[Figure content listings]
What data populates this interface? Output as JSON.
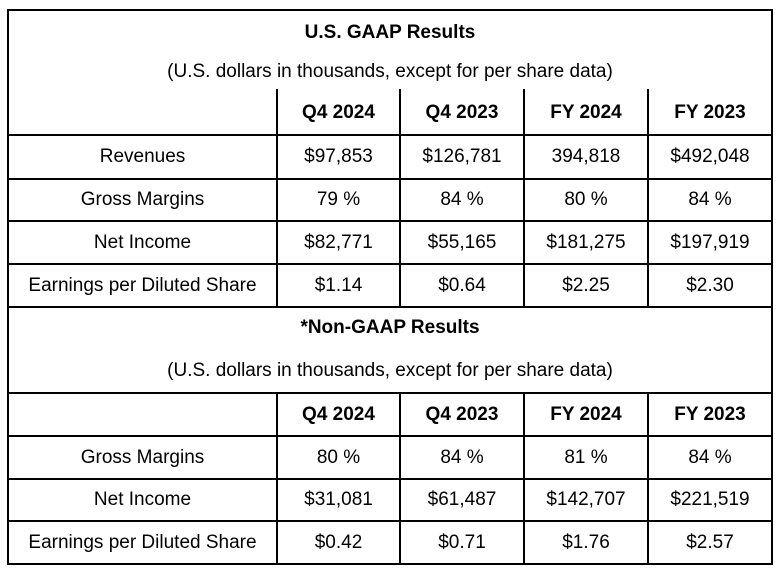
{
  "gaap": {
    "title": "U.S. GAAP Results",
    "subtitle": "(U.S. dollars in thousands, except for per share data)",
    "columns": [
      "Q4 2024",
      "Q4 2023",
      "FY 2024",
      "FY 2023"
    ],
    "rows": [
      {
        "label": "Revenues",
        "values": [
          "$97,853",
          "$126,781",
          "394,818",
          "$492,048"
        ]
      },
      {
        "label": "Gross Margins",
        "values": [
          "79 %",
          "84 %",
          "80 %",
          "84 %"
        ]
      },
      {
        "label": "Net Income",
        "values": [
          "$82,771",
          "$55,165",
          "$181,275",
          "$197,919"
        ]
      },
      {
        "label": "Earnings per Diluted Share",
        "values": [
          "$1.14",
          "$0.64",
          "$2.25",
          "$2.30"
        ]
      }
    ]
  },
  "non_gaap": {
    "title": "*Non-GAAP Results",
    "subtitle": "(U.S. dollars in thousands, except for per share data)",
    "columns": [
      "Q4 2024",
      "Q4 2023",
      "FY 2024",
      "FY 2023"
    ],
    "rows": [
      {
        "label": "Gross Margins",
        "values": [
          "80 %",
          "84 %",
          "81 %",
          "84 %"
        ]
      },
      {
        "label": "Net Income",
        "values": [
          "$31,081",
          "$61,487",
          "$142,707",
          "$221,519"
        ]
      },
      {
        "label": "Earnings per Diluted Share",
        "values": [
          "$0.42",
          "$0.71",
          "$1.76",
          "$2.57"
        ]
      }
    ]
  }
}
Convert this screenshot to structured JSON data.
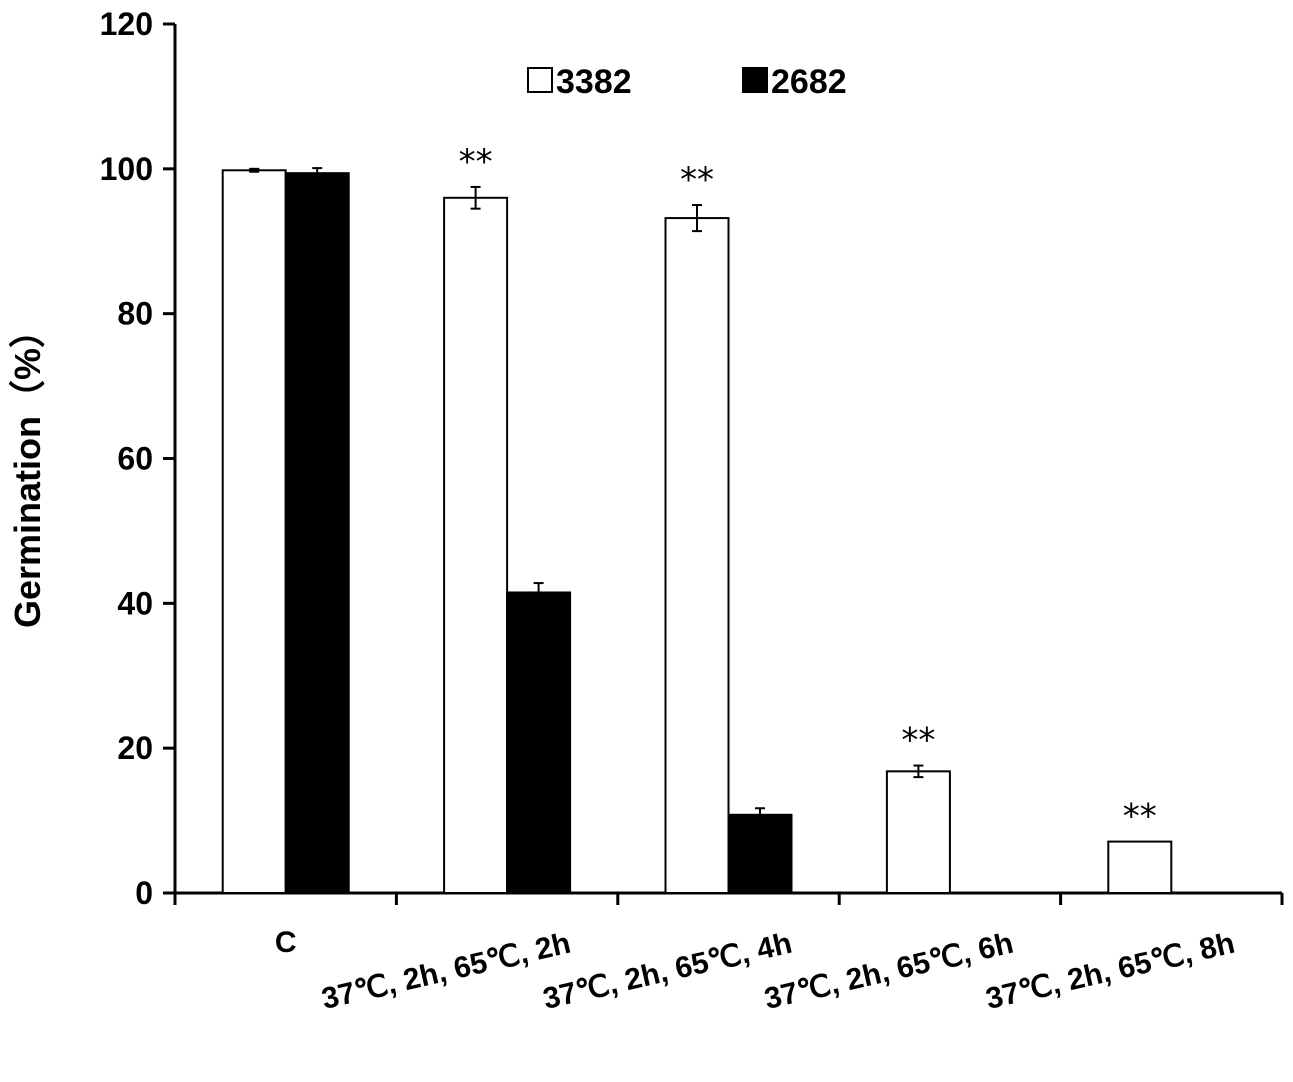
{
  "chart_data": {
    "type": "bar",
    "title": "",
    "xlabel": "",
    "ylabel": "Germination（%）",
    "ylim": [
      0,
      120
    ],
    "yticks": [
      "0",
      "20",
      "40",
      "60",
      "80",
      "100",
      "120"
    ],
    "grid": false,
    "legend_position": "top-center",
    "categories": [
      "C",
      "37℃, 2h,  65℃, 2h",
      "37℃, 2h,  65℃, 4h",
      "37℃, 2h,  65℃, 6h",
      "37℃, 2h,  65℃, 8h"
    ],
    "series": [
      {
        "name": "3382",
        "color": "#ffffff",
        "values": [
          99.8,
          96.0,
          93.2,
          16.8,
          7.1
        ],
        "errors": [
          0.2,
          1.5,
          1.8,
          0.8,
          0.0
        ]
      },
      {
        "name": "2682",
        "color": "#000000",
        "values": [
          99.4,
          41.5,
          10.8,
          0,
          0
        ],
        "errors": [
          0.7,
          1.3,
          0.9,
          0,
          0
        ]
      }
    ],
    "annotations": [
      "",
      "**",
      "**",
      "**",
      "**"
    ]
  }
}
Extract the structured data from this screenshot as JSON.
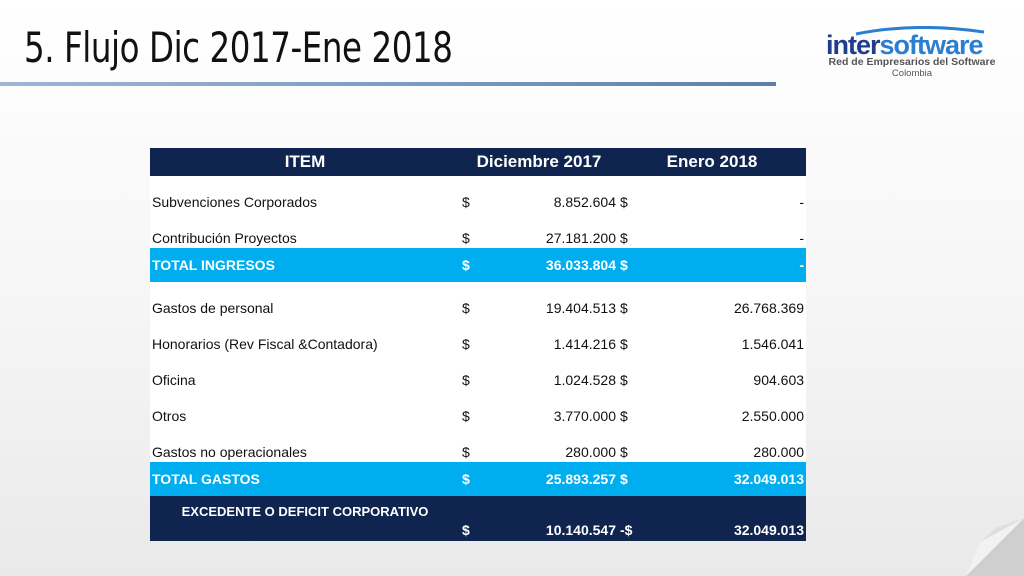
{
  "slide": {
    "title": "5. Flujo Dic 2017-Ene 2018"
  },
  "logo": {
    "name_part1": "inter",
    "name_part2": "software",
    "tagline": "Red de Empresarios del Software",
    "country": "Colombia"
  },
  "table": {
    "headers": {
      "item": "ITEM",
      "col1": "Diciembre 2017",
      "col2": "Enero 2018"
    },
    "rows": [
      {
        "item": "Subvenciones Corporados",
        "cur1": "$",
        "v1": "8.852.604",
        "cur2": "$",
        "v2": "-"
      },
      {
        "item": "Contribución Proyectos",
        "cur1": "$",
        "v1": "27.181.200",
        "cur2": "$",
        "v2": "-"
      },
      {
        "item": "TOTAL INGRESOS",
        "cur1": "$",
        "v1": "36.033.804",
        "cur2": "$",
        "v2": "-"
      },
      {
        "item": "Gastos de personal",
        "cur1": "$",
        "v1": "19.404.513",
        "cur2": "$",
        "v2": "26.768.369"
      },
      {
        "item": "Honorarios (Rev Fiscal &Contadora)",
        "cur1": "$",
        "v1": "1.414.216",
        "cur2": "$",
        "v2": "1.546.041"
      },
      {
        "item": "Oficina",
        "cur1": "$",
        "v1": "1.024.528",
        "cur2": "$",
        "v2": "904.603"
      },
      {
        "item": "Otros",
        "cur1": "$",
        "v1": "3.770.000",
        "cur2": "$",
        "v2": "2.550.000"
      },
      {
        "item": "Gastos no operacionales",
        "cur1": "$",
        "v1": "280.000",
        "cur2": "$",
        "v2": "280.000"
      },
      {
        "item": "TOTAL GASTOS",
        "cur1": "$",
        "v1": "25.893.257",
        "cur2": "$",
        "v2": "32.049.013"
      },
      {
        "item": "EXCEDENTE O DEFICIT CORPORATIVO",
        "cur1": "$",
        "v1": "10.140.547",
        "cur2": "-$",
        "v2": "32.049.013"
      }
    ]
  },
  "colors": {
    "header_bg": "#0f2550",
    "total_bg": "#00aeef",
    "negative": "#ff2b2b"
  }
}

> WHAT IS REQUIRED
Transcribe the entries above verbatim, omitting their pictures.

> RESULT FOR THIS TASK
What data populates this interface? Output as JSON.
{
  "gaap": {
    "title": "U.S. GAAP Results",
    "subtitle": "(U.S. dollars in thousands, except for per share data)",
    "columns": [
      "Q4 2024",
      "Q4 2023",
      "FY 2024",
      "FY 2023"
    ],
    "rows": [
      {
        "label": "Revenues",
        "values": [
          "$97,853",
          "$126,781",
          "394,818",
          "$492,048"
        ]
      },
      {
        "label": "Gross Margins",
        "values": [
          "79 %",
          "84 %",
          "80 %",
          "84 %"
        ]
      },
      {
        "label": "Net Income",
        "values": [
          "$82,771",
          "$55,165",
          "$181,275",
          "$197,919"
        ]
      },
      {
        "label": "Earnings per Diluted Share",
        "values": [
          "$1.14",
          "$0.64",
          "$2.25",
          "$2.30"
        ]
      }
    ]
  },
  "non_gaap": {
    "title": "*Non-GAAP Results",
    "subtitle": "(U.S. dollars in thousands, except for per share data)",
    "columns": [
      "Q4 2024",
      "Q4 2023",
      "FY 2024",
      "FY 2023"
    ],
    "rows": [
      {
        "label": "Gross Margins",
        "values": [
          "80 %",
          "84 %",
          "81 %",
          "84 %"
        ]
      },
      {
        "label": "Net Income",
        "values": [
          "$31,081",
          "$61,487",
          "$142,707",
          "$221,519"
        ]
      },
      {
        "label": "Earnings per Diluted Share",
        "values": [
          "$0.42",
          "$0.71",
          "$1.76",
          "$2.57"
        ]
      }
    ]
  }
}
Convert this screenshot to structured JSON data.
{
  "chart_data": {
    "type": "bar",
    "title": "",
    "xlabel": "",
    "ylabel": "Germination（%）",
    "ylim": [
      0,
      120
    ],
    "yticks": [
      "0",
      "20",
      "40",
      "60",
      "80",
      "100",
      "120"
    ],
    "grid": false,
    "legend_position": "top-center",
    "categories": [
      "C",
      "37℃, 2h,  65℃, 2h",
      "37℃, 2h,  65℃, 4h",
      "37℃, 2h,  65℃, 6h",
      "37℃, 2h,  65℃, 8h"
    ],
    "series": [
      {
        "name": "3382",
        "color": "#ffffff",
        "values": [
          99.8,
          96.0,
          93.2,
          16.8,
          7.1
        ],
        "errors": [
          0.2,
          1.5,
          1.8,
          0.8,
          0.0
        ]
      },
      {
        "name": "2682",
        "color": "#000000",
        "values": [
          99.4,
          41.5,
          10.8,
          0,
          0
        ],
        "errors": [
          0.7,
          1.3,
          0.9,
          0,
          0
        ]
      }
    ],
    "annotations": [
      "",
      "**",
      "**",
      "**",
      "**"
    ]
  }
}
Extract the structured data from this screenshot as JSON.
{
  "slide": {
    "title": "5. Flujo Dic 2017-Ene 2018"
  },
  "logo": {
    "name_part1": "inter",
    "name_part2": "software",
    "tagline": "Red de Empresarios del Software",
    "country": "Colombia"
  },
  "table": {
    "headers": {
      "item": "ITEM",
      "col1": "Diciembre 2017",
      "col2": "Enero 2018"
    },
    "rows": [
      {
        "item": "Subvenciones Corporados",
        "cur1": "$",
        "v1": "8.852.604",
        "cur2": "$",
        "v2": "-"
      },
      {
        "item": "Contribución Proyectos",
        "cur1": "$",
        "v1": "27.181.200",
        "cur2": "$",
        "v2": "-"
      },
      {
        "item": "TOTAL INGRESOS",
        "cur1": "$",
        "v1": "36.033.804",
        "cur2": "$",
        "v2": "-"
      },
      {
        "item": "Gastos de personal",
        "cur1": "$",
        "v1": "19.404.513",
        "cur2": "$",
        "v2": "26.768.369"
      },
      {
        "item": "Honorarios (Rev Fiscal &Contadora)",
        "cur1": "$",
        "v1": "1.414.216",
        "cur2": "$",
        "v2": "1.546.041"
      },
      {
        "item": "Oficina",
        "cur1": "$",
        "v1": "1.024.528",
        "cur2": "$",
        "v2": "904.603"
      },
      {
        "item": "Otros",
        "cur1": "$",
        "v1": "3.770.000",
        "cur2": "$",
        "v2": "2.550.000"
      },
      {
        "item": "Gastos no operacionales",
        "cur1": "$",
        "v1": "280.000",
        "cur2": "$",
        "v2": "280.000"
      },
      {
        "item": "TOTAL GASTOS",
        "cur1": "$",
        "v1": "25.893.257",
        "cur2": "$",
        "v2": "32.049.013"
      },
      {
        "item": "EXCEDENTE O DEFICIT CORPORATIVO",
        "cur1": "$",
        "v1": "10.140.547",
        "cur2": "-$",
        "v2": "32.049.013"
      }
    ]
  },
  "colors": {
    "header_bg": "#0f2550",
    "total_bg": "#00aeef",
    "negative": "#ff2b2b"
  }
}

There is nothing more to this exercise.